▶ PAGE EXCERPT
--- begin ---

The base case on the left is entirely straightforward. The central manoeuvre in the inductive step on the right is the application of the interchange law (17b). (As an aside, observe that the terms surrounding the rewrite also exhibit a nice symmetric recursion structure, where some work is done before the recursive calls and some work is done afterwards.)

## 7 Relation to Sorting Networks

We have derived two mergers from first principles, using an inductive approach based on uninterleaving the input sequences. We then showed that the resulting schemes correspond to those proposed by Batcher. Let us now apply the same approach to sorters. Once again there are two disciplined ways to sub-divide the input: halving and uninterleaving. This time we will explore both strategies because examples of almost all of the resulting arrangements appear in the literature, in various guises.

--- end ---

▶ RECORDS PROVIDED
--- begin ---

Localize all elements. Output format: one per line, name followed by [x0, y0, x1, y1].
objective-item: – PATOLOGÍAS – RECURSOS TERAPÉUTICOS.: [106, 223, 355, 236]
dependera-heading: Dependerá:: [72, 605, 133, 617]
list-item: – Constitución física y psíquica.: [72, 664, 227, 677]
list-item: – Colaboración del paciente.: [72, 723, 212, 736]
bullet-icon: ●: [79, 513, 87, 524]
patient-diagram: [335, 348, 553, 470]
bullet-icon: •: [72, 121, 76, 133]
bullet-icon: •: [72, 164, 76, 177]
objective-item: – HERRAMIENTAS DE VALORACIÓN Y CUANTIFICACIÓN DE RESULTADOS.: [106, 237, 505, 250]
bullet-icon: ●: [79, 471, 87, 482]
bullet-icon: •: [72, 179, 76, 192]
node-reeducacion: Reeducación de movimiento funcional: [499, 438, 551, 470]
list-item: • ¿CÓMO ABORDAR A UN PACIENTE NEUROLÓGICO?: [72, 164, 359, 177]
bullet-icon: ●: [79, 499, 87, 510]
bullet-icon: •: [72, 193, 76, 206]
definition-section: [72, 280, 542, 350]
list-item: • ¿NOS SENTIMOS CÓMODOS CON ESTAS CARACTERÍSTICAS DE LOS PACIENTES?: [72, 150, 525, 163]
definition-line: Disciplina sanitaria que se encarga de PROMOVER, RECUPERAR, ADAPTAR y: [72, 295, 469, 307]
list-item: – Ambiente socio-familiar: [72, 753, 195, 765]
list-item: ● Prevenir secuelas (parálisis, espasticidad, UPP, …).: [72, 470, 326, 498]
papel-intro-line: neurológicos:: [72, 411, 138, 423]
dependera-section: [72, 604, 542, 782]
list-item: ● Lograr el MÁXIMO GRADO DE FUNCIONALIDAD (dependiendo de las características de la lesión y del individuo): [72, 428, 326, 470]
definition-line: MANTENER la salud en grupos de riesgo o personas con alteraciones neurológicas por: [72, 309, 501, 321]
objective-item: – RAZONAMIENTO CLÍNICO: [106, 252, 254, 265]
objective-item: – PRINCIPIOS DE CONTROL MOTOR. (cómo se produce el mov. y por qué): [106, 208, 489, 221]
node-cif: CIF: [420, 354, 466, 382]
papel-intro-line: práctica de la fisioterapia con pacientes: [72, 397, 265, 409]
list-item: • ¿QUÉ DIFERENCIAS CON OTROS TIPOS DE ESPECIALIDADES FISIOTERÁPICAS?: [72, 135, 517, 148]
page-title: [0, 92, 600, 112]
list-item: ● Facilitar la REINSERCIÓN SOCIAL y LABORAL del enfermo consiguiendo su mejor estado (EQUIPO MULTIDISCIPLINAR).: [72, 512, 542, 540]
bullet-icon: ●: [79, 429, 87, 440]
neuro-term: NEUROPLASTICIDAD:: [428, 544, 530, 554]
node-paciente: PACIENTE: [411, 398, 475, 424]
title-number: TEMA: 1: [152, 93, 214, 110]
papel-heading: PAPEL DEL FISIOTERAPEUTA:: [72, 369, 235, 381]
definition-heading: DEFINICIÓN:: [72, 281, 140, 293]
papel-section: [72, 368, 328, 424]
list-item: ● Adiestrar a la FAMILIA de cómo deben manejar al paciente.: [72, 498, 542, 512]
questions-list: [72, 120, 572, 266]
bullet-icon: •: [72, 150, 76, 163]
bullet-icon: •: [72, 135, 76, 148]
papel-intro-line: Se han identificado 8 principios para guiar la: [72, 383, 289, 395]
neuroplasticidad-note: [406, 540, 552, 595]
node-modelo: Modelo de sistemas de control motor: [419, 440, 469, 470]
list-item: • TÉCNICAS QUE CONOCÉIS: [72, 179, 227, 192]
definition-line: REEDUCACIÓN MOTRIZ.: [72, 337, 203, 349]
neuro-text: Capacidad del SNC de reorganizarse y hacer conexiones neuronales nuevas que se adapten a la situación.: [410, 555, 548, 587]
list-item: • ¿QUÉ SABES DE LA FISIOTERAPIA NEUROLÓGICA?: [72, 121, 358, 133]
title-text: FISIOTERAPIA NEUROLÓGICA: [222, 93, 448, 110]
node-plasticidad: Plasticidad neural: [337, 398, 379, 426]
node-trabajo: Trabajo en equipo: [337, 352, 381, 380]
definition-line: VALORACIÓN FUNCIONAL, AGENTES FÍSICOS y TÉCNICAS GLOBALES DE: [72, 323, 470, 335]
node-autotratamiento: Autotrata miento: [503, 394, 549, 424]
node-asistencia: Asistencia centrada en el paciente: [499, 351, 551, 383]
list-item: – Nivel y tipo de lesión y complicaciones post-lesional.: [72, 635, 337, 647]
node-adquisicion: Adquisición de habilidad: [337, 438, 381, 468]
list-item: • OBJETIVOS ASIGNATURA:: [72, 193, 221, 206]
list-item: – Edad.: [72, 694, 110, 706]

--- end ---

▶ PROBLEMS
1 > Print the part of the sorting networks excerpt between "The base case" and "in various guises.", inclusive, copied word for word.
2 > Arrange the entry lines between the first one and the one holding "neuro-term: NEUROPLASTICIDAD:: [428, 544, 530, 554]", inclusive, as a Markdown table with the columns Row and Line, leaving out blank lines.
The excerpt on sorting networks and the entries have nothing to do with each other.

▶ RESULTS IN ORDER
1 >
The base case on the left is entirely straightforward. The central manoeuvre in the inductive step on the right is the application of the interchange law (17b). (As an aside, observe that the terms surrounding the rewrite also exhibit a nice symmetric recursion structure, where some work is done before the recursive calls and some work is done afterwards.)

## 7 Relation to Sorting Networks

We have derived two mergers from first principles, using an inductive approach based on uninterleaving the input sequences. We then showed that the resulting schemes correspond to those proposed by Batcher. Let us now apply the same approach to sorters. Once again there are two disciplined ways to sub-divide the input: halving and uninterleaving. This time we will explore both strategies because examples of almost all of the resulting arrangements appear in the literature, in various guises.

2 >
| Row | Line |
|---|---|
| 1 | Localize all elements. Output format: one per line, name followed by [x0, y0, x1, y1]. |
| 2 | objective-item: – PATOLOGÍAS – RECURSOS TERAPÉUTICOS.: [106, 223, 355, 236] |
| 3 | dependera-heading: Dependerá:: [72, 605, 133, 617] |
| 4 | list-item: – Constitución física y psíquica.: [72, 664, 227, 677] |
| 5 | list-item: – Colaboración del paciente.: [72, 723, 212, 736] |
| 6 | bullet-icon: ●: [79, 513, 87, 524] |
| 7 | patient-diagram: [335, 348, 553, 470] |
| 8 | bullet-icon: •: [72, 121, 76, 133] |
| 9 | bullet-icon: •: [72, 164, 76, 177] |
| 10 | objective-item: – HERRAMIENTAS DE VALORACIÓN Y CUANTIFICACIÓN DE RESULTADOS.: [106, 237, 505, 250] |
| 11 | bullet-icon: ●: [79, 471, 87, 482] |
| 12 | bullet-icon: •: [72, 179, 76, 192] |
| 13 | node-reeducacion: Reeducación de movimiento funcional: [499, 438, 551, 470] |
| 14 | list-item: • ¿CÓMO ABORDAR A UN PACIENTE NEUROLÓGICO?: [72, 164, 359, 177] |
| 15 | bullet-icon: ●: [79, 499, 87, 510] |
| 16 | bullet-icon: •: [72, 193, 76, 206] |
| 17 | definition-section: [72, 280, 542, 350] |
| 18 | list-item: • ¿NOS SENTIMOS CÓMODOS CON ESTAS CARACTERÍSTICAS DE LOS PACIENTES?: [72, 150, 525, 163] |
| 19 | definition-line: Disciplina sanitaria que se encarga de PROMOVER, RECUPERAR, ADAPTAR y: [72, 295, 469, 307] |
| 20 | list-item: – Ambiente socio-familiar: [72, 753, 195, 765] |
| 21 | list-item: ● Prevenir secuelas (parálisis, espasticidad, UPP, …).: [72, 470, 326, 498] |
| 22 | papel-intro-line: neurológicos:: [72, 411, 138, 423] |
| 23 | dependera-section: [72, 604, 542, 782] |
| 24 | list-item: ● Lograr el MÁXIMO GRADO DE FUNCIONALIDAD (dependiendo de las características de la lesión y del individuo): [72, 428, 326, 470] |
| 25 | definition-line: MANTENER la salud en grupos de riesgo o personas con alteraciones neurológicas por: [72, 309, 501, 321] |
| 26 | objective-item: – RAZONAMIENTO CLÍNICO: [106, 252, 254, 265] |
| 27 | objective-item: – PRINCIPIOS DE CONTROL MOTOR. (cómo se produce el mov. y por qué): [106, 208, 489, 221] |
| 28 | node-cif: CIF: [420, 354, 466, 382] |
| 29 | papel-intro-line: práctica de la fisioterapia con pacientes: [72, 397, 265, 409] |
| 30 | list-item: • ¿QUÉ DIFERENCIAS CON OTROS TIPOS DE ESPECIALIDADES FISIOTERÁPICAS?: [72, 135, 517, 148] |
| 31 | page-title: [0, 92, 600, 112] |
| 32 | list-item: ● Facilitar la REINSERCIÓN SOCIAL y LABORAL del enfermo consiguiendo su mejor estado (EQUIPO MULTIDISCIPLINAR).: [72, 512, 542, 540] |
| 33 | bullet-icon: ●: [79, 429, 87, 440] |
| 34 | neuro-term: NEUROPLASTICIDAD:: [428, 544, 530, 554] |